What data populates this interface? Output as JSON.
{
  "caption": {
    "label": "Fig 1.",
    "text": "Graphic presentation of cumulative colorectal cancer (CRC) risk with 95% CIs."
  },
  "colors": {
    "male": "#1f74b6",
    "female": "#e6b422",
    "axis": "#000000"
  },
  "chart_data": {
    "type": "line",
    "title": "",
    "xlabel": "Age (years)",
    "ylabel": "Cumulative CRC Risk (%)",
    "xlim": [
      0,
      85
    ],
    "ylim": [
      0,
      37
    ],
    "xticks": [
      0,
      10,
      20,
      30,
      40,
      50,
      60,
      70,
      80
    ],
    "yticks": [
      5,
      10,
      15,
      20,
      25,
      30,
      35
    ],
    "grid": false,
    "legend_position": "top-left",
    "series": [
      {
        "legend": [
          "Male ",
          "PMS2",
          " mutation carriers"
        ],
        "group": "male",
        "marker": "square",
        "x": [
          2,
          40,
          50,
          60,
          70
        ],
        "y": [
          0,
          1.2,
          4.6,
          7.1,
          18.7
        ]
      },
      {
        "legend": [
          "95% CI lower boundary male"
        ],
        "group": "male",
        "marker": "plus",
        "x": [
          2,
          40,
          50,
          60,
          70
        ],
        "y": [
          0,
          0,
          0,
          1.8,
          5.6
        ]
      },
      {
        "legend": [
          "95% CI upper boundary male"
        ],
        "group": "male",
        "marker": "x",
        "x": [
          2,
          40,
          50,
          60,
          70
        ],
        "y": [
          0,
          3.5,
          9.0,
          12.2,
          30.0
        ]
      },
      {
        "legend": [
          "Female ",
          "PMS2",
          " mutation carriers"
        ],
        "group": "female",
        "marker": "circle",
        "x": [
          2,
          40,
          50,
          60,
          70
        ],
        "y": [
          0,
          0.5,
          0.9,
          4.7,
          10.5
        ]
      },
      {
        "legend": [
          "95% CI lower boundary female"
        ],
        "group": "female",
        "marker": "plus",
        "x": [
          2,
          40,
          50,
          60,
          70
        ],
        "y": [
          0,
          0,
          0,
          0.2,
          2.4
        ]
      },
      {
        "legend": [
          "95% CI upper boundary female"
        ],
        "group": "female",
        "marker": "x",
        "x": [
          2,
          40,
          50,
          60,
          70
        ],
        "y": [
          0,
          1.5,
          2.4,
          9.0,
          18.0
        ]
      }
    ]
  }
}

+ + + +

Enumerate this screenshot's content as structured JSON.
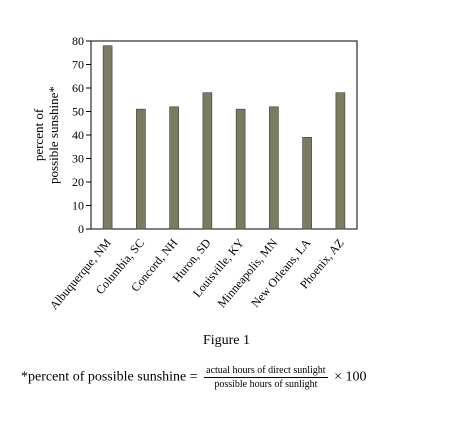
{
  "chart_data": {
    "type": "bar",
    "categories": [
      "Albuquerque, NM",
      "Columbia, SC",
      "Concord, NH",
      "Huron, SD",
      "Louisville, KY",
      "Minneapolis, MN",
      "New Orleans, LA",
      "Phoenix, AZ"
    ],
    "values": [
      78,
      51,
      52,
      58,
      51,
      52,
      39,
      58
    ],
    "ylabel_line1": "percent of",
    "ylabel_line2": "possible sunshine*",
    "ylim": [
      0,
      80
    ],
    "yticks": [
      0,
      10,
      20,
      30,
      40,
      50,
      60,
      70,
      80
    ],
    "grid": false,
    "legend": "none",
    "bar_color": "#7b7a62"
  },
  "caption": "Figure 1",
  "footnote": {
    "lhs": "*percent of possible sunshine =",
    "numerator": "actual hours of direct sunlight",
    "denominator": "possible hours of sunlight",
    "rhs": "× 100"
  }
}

+ + + +

■ **STATED GOAL**: Search the entries for the word "sunlight" and gather every line where it appears.

■ **FULL OUTPUT**:
    "numerator": "actual hours of direct sunlight",
    "denominator": "possible hours of sunlight",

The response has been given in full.